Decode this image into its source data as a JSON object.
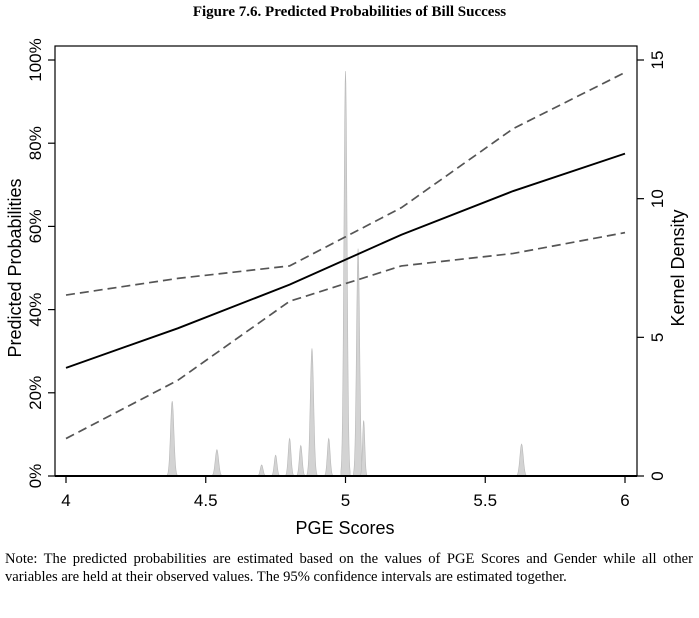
{
  "title": "Figure 7.6. Predicted Probabilities of Bill Success",
  "note": "Note: The predicted probabilities are estimated based on the values of PGE Scores and Gender while all other variables are held at their observed values. The 95% confidence intervals are estimated together.",
  "chart_data": {
    "type": "line",
    "xlabel": "PGE Scores",
    "ylabel": "Predicted Probabilities",
    "y2label": "Kernel Density",
    "xlim": [
      4,
      6
    ],
    "ylim": [
      0,
      100
    ],
    "y2lim": [
      0,
      15
    ],
    "xticks": [
      4,
      4.5,
      5,
      5.5,
      6
    ],
    "xtick_labels": [
      "4",
      "4.5",
      "5",
      "5.5",
      "6"
    ],
    "yticks": [
      0,
      20,
      40,
      60,
      80,
      100
    ],
    "ytick_labels": [
      "0%",
      "20%",
      "40%",
      "60%",
      "80%",
      "100%"
    ],
    "y2ticks": [
      0,
      5,
      10,
      15
    ],
    "y2tick_labels": [
      "0",
      "5",
      "10",
      "15"
    ],
    "grid": false,
    "legend": "none",
    "series": [
      {
        "role": "estimate",
        "color": "#000000",
        "style": "solid",
        "x": [
          4,
          4.4,
          4.8,
          5.2,
          5.6,
          6
        ],
        "y": [
          26,
          35.5,
          46,
          58,
          68.5,
          77.5
        ]
      },
      {
        "role": "upper-ci",
        "color": "#555555",
        "style": "dashed",
        "x": [
          4,
          4.4,
          4.8,
          5.2,
          5.6,
          6
        ],
        "y": [
          43.5,
          47.5,
          50.5,
          64.5,
          83.5,
          97
        ]
      },
      {
        "role": "lower-ci",
        "color": "#555555",
        "style": "dashed",
        "x": [
          4,
          4.4,
          4.8,
          5.2,
          5.6,
          6
        ],
        "y": [
          9,
          23,
          42,
          50.5,
          53.5,
          58.5
        ]
      }
    ],
    "density": {
      "axis": "y2",
      "color": "#d3d3d3",
      "edge_color": "#b8b8b8",
      "peaks": [
        {
          "x": 4.38,
          "height": 2.7,
          "width": 0.006
        },
        {
          "x": 4.54,
          "height": 0.95,
          "width": 0.006
        },
        {
          "x": 4.7,
          "height": 0.4,
          "width": 0.005
        },
        {
          "x": 4.75,
          "height": 0.75,
          "width": 0.005
        },
        {
          "x": 4.8,
          "height": 1.35,
          "width": 0.005
        },
        {
          "x": 4.84,
          "height": 1.1,
          "width": 0.005
        },
        {
          "x": 4.88,
          "height": 4.6,
          "width": 0.006
        },
        {
          "x": 4.94,
          "height": 1.35,
          "width": 0.005
        },
        {
          "x": 5.0,
          "height": 14.6,
          "width": 0.0055
        },
        {
          "x": 5.045,
          "height": 8.2,
          "width": 0.0055
        },
        {
          "x": 5.065,
          "height": 2.0,
          "width": 0.004
        },
        {
          "x": 5.63,
          "height": 1.15,
          "width": 0.006
        }
      ]
    }
  }
}
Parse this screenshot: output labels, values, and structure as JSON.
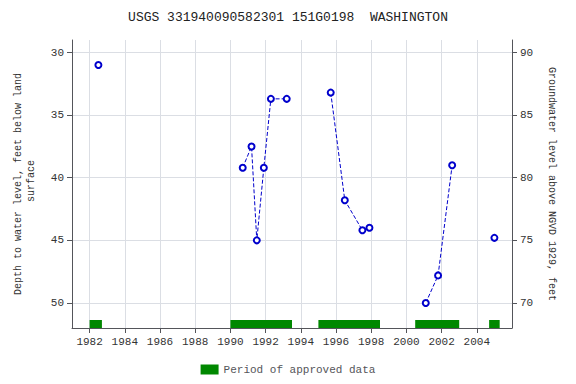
{
  "chart_data": {
    "type": "line",
    "title": "USGS 331940090582301 151G0198  WASHINGTON",
    "y_label": "Depth to water level, feet below land\n surface",
    "y2_label": "Groundwater level above NGVD 1929, feet",
    "x": [
      1982.5,
      null,
      1990.7,
      1991.2,
      1991.5,
      1991.9,
      1992.3,
      1993.2,
      null,
      1995.7,
      1996.5,
      1997.5,
      1997.9,
      null,
      2001.1,
      2001.8,
      2002.6,
      null,
      2005.0
    ],
    "values": [
      31.0,
      null,
      39.2,
      37.5,
      45.0,
      39.2,
      33.7,
      33.7,
      null,
      33.2,
      41.8,
      44.2,
      44.0,
      null,
      50.0,
      47.8,
      39.0,
      null,
      44.8
    ],
    "color": "#0000cc",
    "marker": "hollow circle",
    "line_style": "dashed",
    "xlim": [
      1981,
      2006
    ],
    "xticks": [
      1982,
      1984,
      1986,
      1988,
      1990,
      1992,
      1994,
      1996,
      1998,
      2000,
      2002,
      2004
    ],
    "ylim": [
      52,
      29
    ],
    "yticks": [
      30,
      35,
      40,
      45,
      50
    ],
    "y2lim": [
      68,
      91
    ],
    "y2ticks": [
      90,
      85,
      80,
      75,
      70
    ],
    "grid": true,
    "legend": "bottom",
    "spans": [
      {
        "name": "Period of approved data",
        "color": "#008800",
        "ranges": [
          [
            1982.0,
            1982.7
          ],
          [
            1990.0,
            1993.5
          ],
          [
            1995.0,
            1998.5
          ],
          [
            2000.5,
            2003.0
          ],
          [
            2004.7,
            2005.3
          ]
        ]
      }
    ]
  }
}
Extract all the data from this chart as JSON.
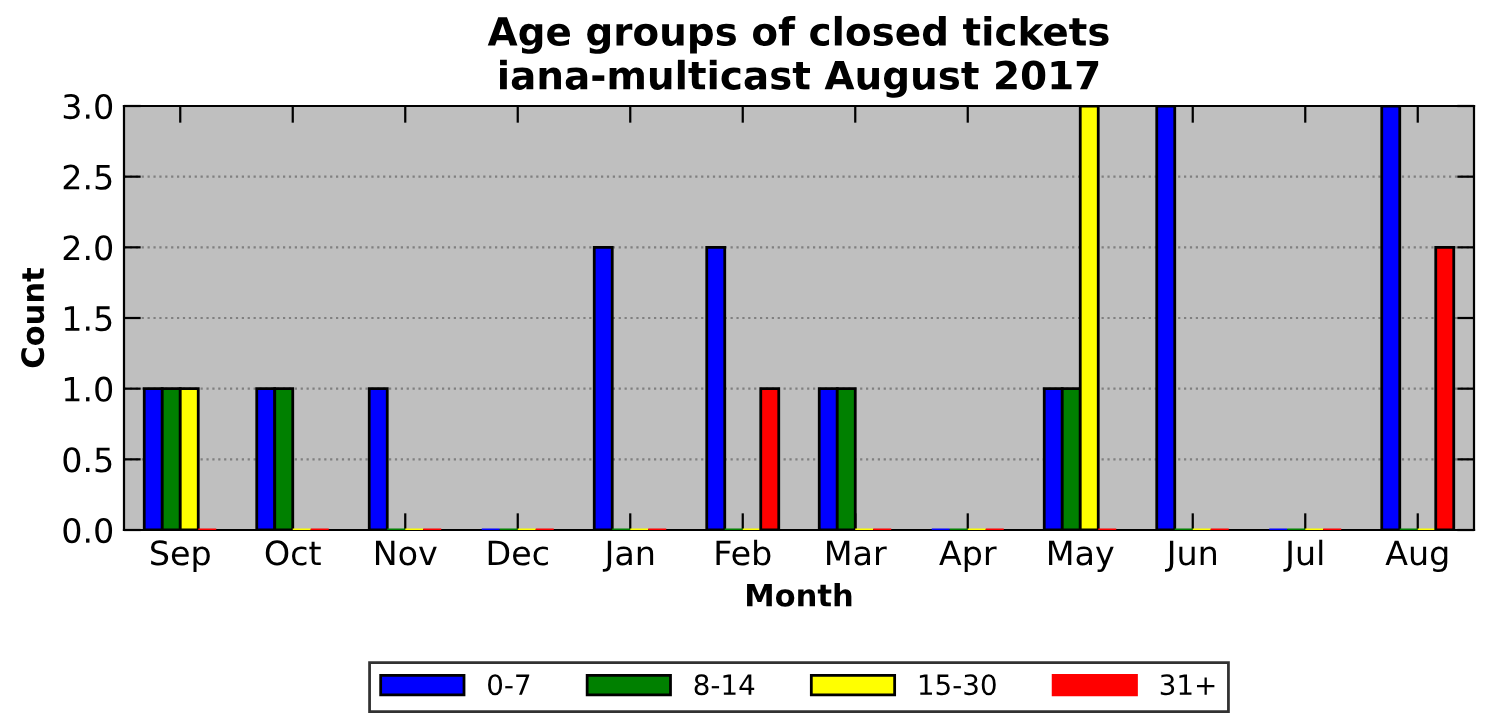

What the task requires =
From the entries above, output every line exactly and omit any image.

Solution to this problem =
Decode this image into its source data as a JSON object.
{
  "title": "Figure 7.6. Predicted Probabilities of Bill Success",
  "note": "Note: The predicted probabilities are estimated based on the values of PGE Scores and Gender while all other variables are held at their observed values. The 95% confidence intervals are estimated together.",
  "chart_data": {
    "type": "line",
    "xlabel": "PGE Scores",
    "ylabel": "Predicted Probabilities",
    "y2label": "Kernel Density",
    "xlim": [
      4,
      6
    ],
    "ylim": [
      0,
      100
    ],
    "y2lim": [
      0,
      15
    ],
    "xticks": [
      4,
      4.5,
      5,
      5.5,
      6
    ],
    "xtick_labels": [
      "4",
      "4.5",
      "5",
      "5.5",
      "6"
    ],
    "yticks": [
      0,
      20,
      40,
      60,
      80,
      100
    ],
    "ytick_labels": [
      "0%",
      "20%",
      "40%",
      "60%",
      "80%",
      "100%"
    ],
    "y2ticks": [
      0,
      5,
      10,
      15
    ],
    "y2tick_labels": [
      "0",
      "5",
      "10",
      "15"
    ],
    "grid": false,
    "legend": "none",
    "series": [
      {
        "role": "estimate",
        "color": "#000000",
        "style": "solid",
        "x": [
          4,
          4.4,
          4.8,
          5.2,
          5.6,
          6
        ],
        "y": [
          26,
          35.5,
          46,
          58,
          68.5,
          77.5
        ]
      },
      {
        "role": "upper-ci",
        "color": "#555555",
        "style": "dashed",
        "x": [
          4,
          4.4,
          4.8,
          5.2,
          5.6,
          6
        ],
        "y": [
          43.5,
          47.5,
          50.5,
          64.5,
          83.5,
          97
        ]
      },
      {
        "role": "lower-ci",
        "color": "#555555",
        "style": "dashed",
        "x": [
          4,
          4.4,
          4.8,
          5.2,
          5.6,
          6
        ],
        "y": [
          9,
          23,
          42,
          50.5,
          53.5,
          58.5
        ]
      }
    ],
    "density": {
      "axis": "y2",
      "color": "#d3d3d3",
      "edge_color": "#b8b8b8",
      "peaks": [
        {
          "x": 4.38,
          "height": 2.7,
          "width": 0.006
        },
        {
          "x": 4.54,
          "height": 0.95,
          "width": 0.006
        },
        {
          "x": 4.7,
          "height": 0.4,
          "width": 0.005
        },
        {
          "x": 4.75,
          "height": 0.75,
          "width": 0.005
        },
        {
          "x": 4.8,
          "height": 1.35,
          "width": 0.005
        },
        {
          "x": 4.84,
          "height": 1.1,
          "width": 0.005
        },
        {
          "x": 4.88,
          "height": 4.6,
          "width": 0.006
        },
        {
          "x": 4.94,
          "height": 1.35,
          "width": 0.005
        },
        {
          "x": 5.0,
          "height": 14.6,
          "width": 0.0055
        },
        {
          "x": 5.045,
          "height": 8.2,
          "width": 0.0055
        },
        {
          "x": 5.065,
          "height": 2.0,
          "width": 0.004
        },
        {
          "x": 5.63,
          "height": 1.15,
          "width": 0.006
        }
      ]
    }
  }
}
Parse this screenshot: output labels, values, and structure as JSON.
{
  "chart_data": {
    "type": "line",
    "title": "USGS 331940090582301 151G0198  WASHINGTON",
    "y_label": "Depth to water level, feet below land\n surface",
    "y2_label": "Groundwater level above NGVD 1929, feet",
    "x": [
      1982.5,
      null,
      1990.7,
      1991.2,
      1991.5,
      1991.9,
      1992.3,
      1993.2,
      null,
      1995.7,
      1996.5,
      1997.5,
      1997.9,
      null,
      2001.1,
      2001.8,
      2002.6,
      null,
      2005.0
    ],
    "values": [
      31.0,
      null,
      39.2,
      37.5,
      45.0,
      39.2,
      33.7,
      33.7,
      null,
      33.2,
      41.8,
      44.2,
      44.0,
      null,
      50.0,
      47.8,
      39.0,
      null,
      44.8
    ],
    "color": "#0000cc",
    "marker": "hollow circle",
    "line_style": "dashed",
    "xlim": [
      1981,
      2006
    ],
    "xticks": [
      1982,
      1984,
      1986,
      1988,
      1990,
      1992,
      1994,
      1996,
      1998,
      2000,
      2002,
      2004
    ],
    "ylim": [
      52,
      29
    ],
    "yticks": [
      30,
      35,
      40,
      45,
      50
    ],
    "y2lim": [
      68,
      91
    ],
    "y2ticks": [
      90,
      85,
      80,
      75,
      70
    ],
    "grid": true,
    "legend": "bottom",
    "spans": [
      {
        "name": "Period of approved data",
        "color": "#008800",
        "ranges": [
          [
            1982.0,
            1982.7
          ],
          [
            1990.0,
            1993.5
          ],
          [
            1995.0,
            1998.5
          ],
          [
            2000.5,
            2003.0
          ],
          [
            2004.7,
            2005.3
          ]
        ]
      }
    ]
  }
}
Extract all the data from this chart as JSON.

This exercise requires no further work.